■ **Texte étudié**:
────
À propos de cette initiative juridique :
Le 9 novembre, le ministère de l’Intérieur et du Développement territorial a présenté le projet de loi sur les « agents de l’étranger », qui prévoit l’obligation de s’enregistrer en tant qu’« agent de l’étranger » pour toutes les personnes physiques ou morales « qui mènent des activités servant les intérêts d’un partenaire étranger, et étant contrôlées ou financées directement ou indirectement par celui-ci ».
Le projet de loi interdit notamment aux « agents de l’étranger » de mener des activités ayant des « buts, politiques ou autres, visant à troubler l’ordre public, ou mettant en danger ou menaçant la sécurité nationale et la stabilité sociale et politique du pays ». Il établit aussi des obligations concernant l’enregistrement, l’utilisation de ressources et la communication concernant les activités menées. La Commission interaméricaine des droits de l’homme (CIDH) a déclaré qu’il est particulièrement inquiétant que le non-respect potentiel de ces dispositions puisse déboucher sur des sanctions pénales et administratives, en plus de la cessation d’activités et de l’annulation du statut juridique.
La CIDH a aussi exhorté l’État salvadorien à s’abstenir d’adopter le projet de loi, puisque son application pourrait restreindre les activités de personnes et d’organisations de la société civile défendant les droits humains et le journalisme indépendant, qui reçoivent parfois des ressources financières de la part d’entités de coopération internationale.
Le projet de loi établirait aussi l’application d’une taxe de 40 % sur les transactions financières ou dons provenant de l’étranger ne relevant pas des exceptions expressément prévues par la loi.
En vertu de ce texte, c’est non seulement les organisations de la société civile qui seront touchées, mais également les populations qui bénéficient de leur assistance.
────
■ **Données de reconnaissance de la structure des documents**:
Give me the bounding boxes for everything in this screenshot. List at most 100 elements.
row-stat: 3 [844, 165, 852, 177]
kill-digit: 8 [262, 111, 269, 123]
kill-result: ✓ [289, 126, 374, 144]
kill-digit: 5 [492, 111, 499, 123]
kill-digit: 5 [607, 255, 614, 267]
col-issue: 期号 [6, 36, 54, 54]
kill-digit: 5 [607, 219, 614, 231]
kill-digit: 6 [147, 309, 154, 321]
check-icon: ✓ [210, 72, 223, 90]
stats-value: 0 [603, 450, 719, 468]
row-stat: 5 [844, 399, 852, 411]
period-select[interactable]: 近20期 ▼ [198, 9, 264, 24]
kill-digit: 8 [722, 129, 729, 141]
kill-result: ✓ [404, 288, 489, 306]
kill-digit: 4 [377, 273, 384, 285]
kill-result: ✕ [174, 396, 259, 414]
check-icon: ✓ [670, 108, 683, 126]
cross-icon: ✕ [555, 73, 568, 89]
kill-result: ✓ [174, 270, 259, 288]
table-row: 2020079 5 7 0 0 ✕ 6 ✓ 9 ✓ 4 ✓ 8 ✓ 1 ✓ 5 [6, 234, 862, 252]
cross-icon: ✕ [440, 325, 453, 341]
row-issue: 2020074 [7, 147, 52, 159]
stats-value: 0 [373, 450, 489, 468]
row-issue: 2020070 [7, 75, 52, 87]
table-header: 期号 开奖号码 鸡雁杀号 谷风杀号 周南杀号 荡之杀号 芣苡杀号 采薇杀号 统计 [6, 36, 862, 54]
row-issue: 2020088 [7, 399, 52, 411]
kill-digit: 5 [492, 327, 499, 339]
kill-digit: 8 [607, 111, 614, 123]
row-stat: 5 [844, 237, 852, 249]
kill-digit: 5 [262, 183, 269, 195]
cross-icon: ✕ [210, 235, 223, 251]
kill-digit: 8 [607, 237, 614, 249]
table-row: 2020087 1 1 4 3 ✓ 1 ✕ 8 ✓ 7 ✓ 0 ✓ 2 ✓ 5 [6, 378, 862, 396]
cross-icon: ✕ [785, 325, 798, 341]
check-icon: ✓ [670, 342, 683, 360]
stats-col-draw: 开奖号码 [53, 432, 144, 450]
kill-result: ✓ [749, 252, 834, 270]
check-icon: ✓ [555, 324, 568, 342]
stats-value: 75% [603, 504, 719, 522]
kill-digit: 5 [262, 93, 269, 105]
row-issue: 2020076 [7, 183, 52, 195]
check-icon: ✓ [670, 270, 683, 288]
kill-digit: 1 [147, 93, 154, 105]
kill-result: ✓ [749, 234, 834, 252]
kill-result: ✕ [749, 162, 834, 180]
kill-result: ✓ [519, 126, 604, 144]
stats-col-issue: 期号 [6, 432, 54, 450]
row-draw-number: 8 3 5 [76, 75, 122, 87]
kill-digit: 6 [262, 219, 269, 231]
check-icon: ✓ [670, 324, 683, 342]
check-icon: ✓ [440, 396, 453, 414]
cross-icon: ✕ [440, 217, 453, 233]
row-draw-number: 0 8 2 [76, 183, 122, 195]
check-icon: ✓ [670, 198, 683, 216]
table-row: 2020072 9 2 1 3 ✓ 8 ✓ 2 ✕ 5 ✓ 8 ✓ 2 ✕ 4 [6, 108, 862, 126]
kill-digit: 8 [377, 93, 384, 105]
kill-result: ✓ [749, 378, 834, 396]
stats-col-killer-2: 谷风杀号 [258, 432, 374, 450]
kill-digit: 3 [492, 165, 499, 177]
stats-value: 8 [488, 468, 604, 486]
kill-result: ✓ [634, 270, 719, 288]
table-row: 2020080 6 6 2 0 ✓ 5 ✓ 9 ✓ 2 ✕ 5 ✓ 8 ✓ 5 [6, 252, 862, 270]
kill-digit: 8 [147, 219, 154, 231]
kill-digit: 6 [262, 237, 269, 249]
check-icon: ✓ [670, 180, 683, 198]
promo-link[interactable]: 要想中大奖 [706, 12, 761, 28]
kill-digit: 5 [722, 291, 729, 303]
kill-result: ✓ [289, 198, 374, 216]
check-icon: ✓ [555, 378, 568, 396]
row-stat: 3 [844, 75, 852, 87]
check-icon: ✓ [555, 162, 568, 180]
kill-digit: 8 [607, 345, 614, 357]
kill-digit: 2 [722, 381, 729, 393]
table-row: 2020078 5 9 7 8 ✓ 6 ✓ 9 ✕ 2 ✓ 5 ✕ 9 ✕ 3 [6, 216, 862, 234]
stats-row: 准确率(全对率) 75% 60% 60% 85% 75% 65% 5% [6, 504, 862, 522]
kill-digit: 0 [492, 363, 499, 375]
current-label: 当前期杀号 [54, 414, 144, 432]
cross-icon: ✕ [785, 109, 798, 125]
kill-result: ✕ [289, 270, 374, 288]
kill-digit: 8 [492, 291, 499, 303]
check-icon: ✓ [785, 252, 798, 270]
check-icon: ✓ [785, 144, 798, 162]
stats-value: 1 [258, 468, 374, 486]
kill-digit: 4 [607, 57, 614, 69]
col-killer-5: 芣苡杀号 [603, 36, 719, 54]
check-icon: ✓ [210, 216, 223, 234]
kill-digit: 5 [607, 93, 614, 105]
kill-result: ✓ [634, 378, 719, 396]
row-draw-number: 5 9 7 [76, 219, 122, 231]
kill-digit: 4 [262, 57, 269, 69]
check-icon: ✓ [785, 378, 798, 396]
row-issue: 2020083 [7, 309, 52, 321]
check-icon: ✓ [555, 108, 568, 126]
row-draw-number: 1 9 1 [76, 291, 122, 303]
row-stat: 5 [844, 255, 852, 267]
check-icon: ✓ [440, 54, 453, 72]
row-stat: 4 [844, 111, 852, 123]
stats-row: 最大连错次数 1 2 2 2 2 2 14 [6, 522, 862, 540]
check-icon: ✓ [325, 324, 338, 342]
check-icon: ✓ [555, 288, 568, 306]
────
■ **Consigne 1**: Selon le texte sur le projet de loi salvadorien relatif aux « agents de l’étranger », quel taux de taxe s’appliquerait aux transactions financières ou dons provenant de l’étranger hors exceptions prévues par la loi ?
■ **Consigne 2**: Poursuivez le texte sur le projet de loi salvadorien relatif aux « agents de l’étranger » à partir de sa dernière phrase.

■ **Votre réponse 1**: Un taux de 40 %.

■ **Votre réponse 2**:
Sur le contexte au Salvador :
Depuis le début de son mandat en 2019, le gouvernement du président Nayib Bukele adopte de plus en plus souvent des mesures visant à stigmatiser et réduire au silence les personnes remettant en question la politique menée par son gouvernement et défendant les droits humains.
S’est instauré, en particulier depuis le début de la pandémie de COVID-19, un climat dans lequel militant·e·s et organisations sont victimes d’attaques et de harcèlement, notamment ceux qui réclament davantage de transparence et demandent des comptes au gouvernement. De hauts représentants gouvernementaux, y compris le président Bukele, ont utilisé leurs comptes sur les médias sociaux dans le but de discréditer le travail accompli par les organisations de défense des droits humains, les accusant d’être des « criminels », « cherchant à causer la mort d’autres personnes », et d’être des « organisations écran » appartenant à l’« opposition » politique.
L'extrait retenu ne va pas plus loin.